_Record extracts:_

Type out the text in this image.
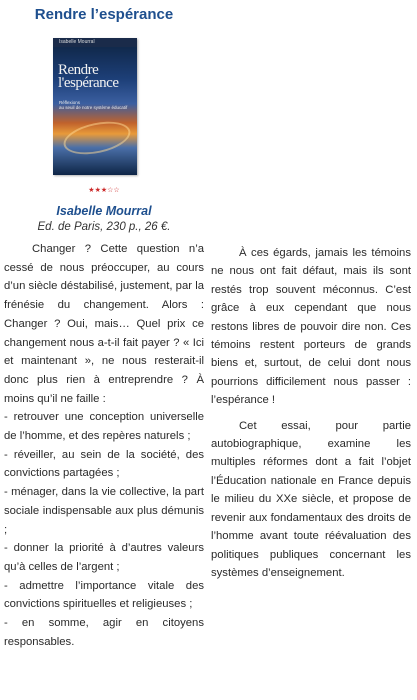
Rendre l’espérance
Isabelle Mourral
Rendre
l'espérance
Réflexions
au seuil de notre système éducatif
★★★☆☆
Isabelle Mourral
Ed. de Paris, 230 p., 26 €.

Changer ? Cette question n’a cessé de nous préoccuper, au cours d’un siècle déstabilisé, justement, par la frénésie du changement. Alors : Changer ? Oui, mais… Quel prix ce changement nous a-t-il fait payer ? « Ici et maintenant », ne nous resterait-il donc plus rien à entreprendre ? À moins qu’il ne faille :

- retrouver une conception universelle de l’homme, et des repères naturels ;

- réveiller, au sein de la société, des convictions partagées ;

- ménager, dans la vie collective, la part sociale indispensable aux plus démunis ;

- donner la priorité à d’autres valeurs qu’à celles de l’argent ;

- admettre l’importance vitale des convictions spirituelles et religieuses ;

- en somme, agir en citoyens responsables.

À ces égards, jamais les témoins ne nous ont fait défaut, mais ils sont restés trop souvent méconnus. C’est grâce à eux cependant que nous restons libres de pouvoir dire non. Ces témoins restent porteurs de grands biens et, surtout, de celui dont nous pourrions difficilement nous passer : l’espérance !

Cet essai, pour partie autobiographique, examine les multiples réformes dont a fait l’objet l’Éducation nationale en France depuis le milieu du XXe siècle, et propose de revenir aux fondamentaux des droits de l’homme avant toute réévaluation des politiques publiques concernant les systèmes d’enseignement.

_What is needed:_ Reproduce each entry verbatim, excluding any embedded images.

_Response to this task:_
Type out the text in this image.
Rendre l’espérance
Isabelle Mourral
Rendre
l'espérance
Réflexions
au seuil de notre système éducatif
★★★☆☆
Isabelle Mourral
Ed. de Paris, 230 p., 26 €.

Changer ? Cette question n’a cessé de nous préoccuper, au cours d’un siècle déstabilisé, justement, par la frénésie du changement. Alors : Changer ? Oui, mais… Quel prix ce changement nous a-t-il fait payer ? « Ici et maintenant », ne nous resterait-il donc plus rien à entreprendre ? À moins qu’il ne faille :

- retrouver une conception universelle de l’homme, et des repères naturels ;

- réveiller, au sein de la société, des convictions partagées ;

- ménager, dans la vie collective, la part sociale indispensable aux plus démunis ;

- donner la priorité à d’autres valeurs qu’à celles de l’argent ;

- admettre l’importance vitale des convictions spirituelles et religieuses ;

- en somme, agir en citoyens responsables.

À ces égards, jamais les témoins ne nous ont fait défaut, mais ils sont restés trop souvent méconnus. C’est grâce à eux cependant que nous restons libres de pouvoir dire non. Ces témoins restent porteurs de grands biens et, surtout, de celui dont nous pourrions difficilement nous passer : l’espérance !

Cet essai, pour partie autobiographique, examine les multiples réformes dont a fait l’objet l’Éducation nationale en France depuis le milieu du XXe siècle, et propose de revenir aux fondamentaux des droits de l’homme avant toute réévaluation des politiques publiques concernant les systèmes d’enseignement.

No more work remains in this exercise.